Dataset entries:
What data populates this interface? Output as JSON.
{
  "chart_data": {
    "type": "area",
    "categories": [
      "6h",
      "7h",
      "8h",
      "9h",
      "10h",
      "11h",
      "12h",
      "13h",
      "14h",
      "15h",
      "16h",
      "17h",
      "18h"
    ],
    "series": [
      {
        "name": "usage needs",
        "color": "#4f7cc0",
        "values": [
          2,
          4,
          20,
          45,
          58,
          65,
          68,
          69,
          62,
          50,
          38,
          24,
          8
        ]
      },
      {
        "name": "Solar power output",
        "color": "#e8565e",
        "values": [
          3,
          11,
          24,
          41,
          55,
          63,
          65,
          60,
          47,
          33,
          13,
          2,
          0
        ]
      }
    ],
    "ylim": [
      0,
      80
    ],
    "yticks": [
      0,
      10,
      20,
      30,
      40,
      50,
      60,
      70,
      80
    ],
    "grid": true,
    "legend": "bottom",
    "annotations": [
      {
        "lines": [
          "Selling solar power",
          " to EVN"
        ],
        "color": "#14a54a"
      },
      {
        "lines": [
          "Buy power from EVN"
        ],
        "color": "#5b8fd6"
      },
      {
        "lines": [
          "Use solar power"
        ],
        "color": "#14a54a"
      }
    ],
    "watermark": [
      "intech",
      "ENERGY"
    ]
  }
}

▶ _Direction_
Retype all the material above precisely, with no line left out.

▶ _Written reply_
What data populates this interface? Output as JSON.
{
  "chart_data": {
    "type": "area",
    "categories": [
      "6h",
      "7h",
      "8h",
      "9h",
      "10h",
      "11h",
      "12h",
      "13h",
      "14h",
      "15h",
      "16h",
      "17h",
      "18h"
    ],
    "series": [
      {
        "name": "usage needs",
        "color": "#4f7cc0",
        "values": [
          2,
          4,
          20,
          45,
          58,
          65,
          68,
          69,
          62,
          50,
          38,
          24,
          8
        ]
      },
      {
        "name": "Solar power output",
        "color": "#e8565e",
        "values": [
          3,
          11,
          24,
          41,
          55,
          63,
          65,
          60,
          47,
          33,
          13,
          2,
          0
        ]
      }
    ],
    "ylim": [
      0,
      80
    ],
    "yticks": [
      0,
      10,
      20,
      30,
      40,
      50,
      60,
      70,
      80
    ],
    "grid": true,
    "legend": "bottom",
    "annotations": [
      {
        "lines": [
          "Selling solar power",
          " to EVN"
        ],
        "color": "#14a54a"
      },
      {
        "lines": [
          "Buy power from EVN"
        ],
        "color": "#5b8fd6"
      },
      {
        "lines": [
          "Use solar power"
        ],
        "color": "#14a54a"
      }
    ],
    "watermark": [
      "intech",
      "ENERGY"
    ]
  }
}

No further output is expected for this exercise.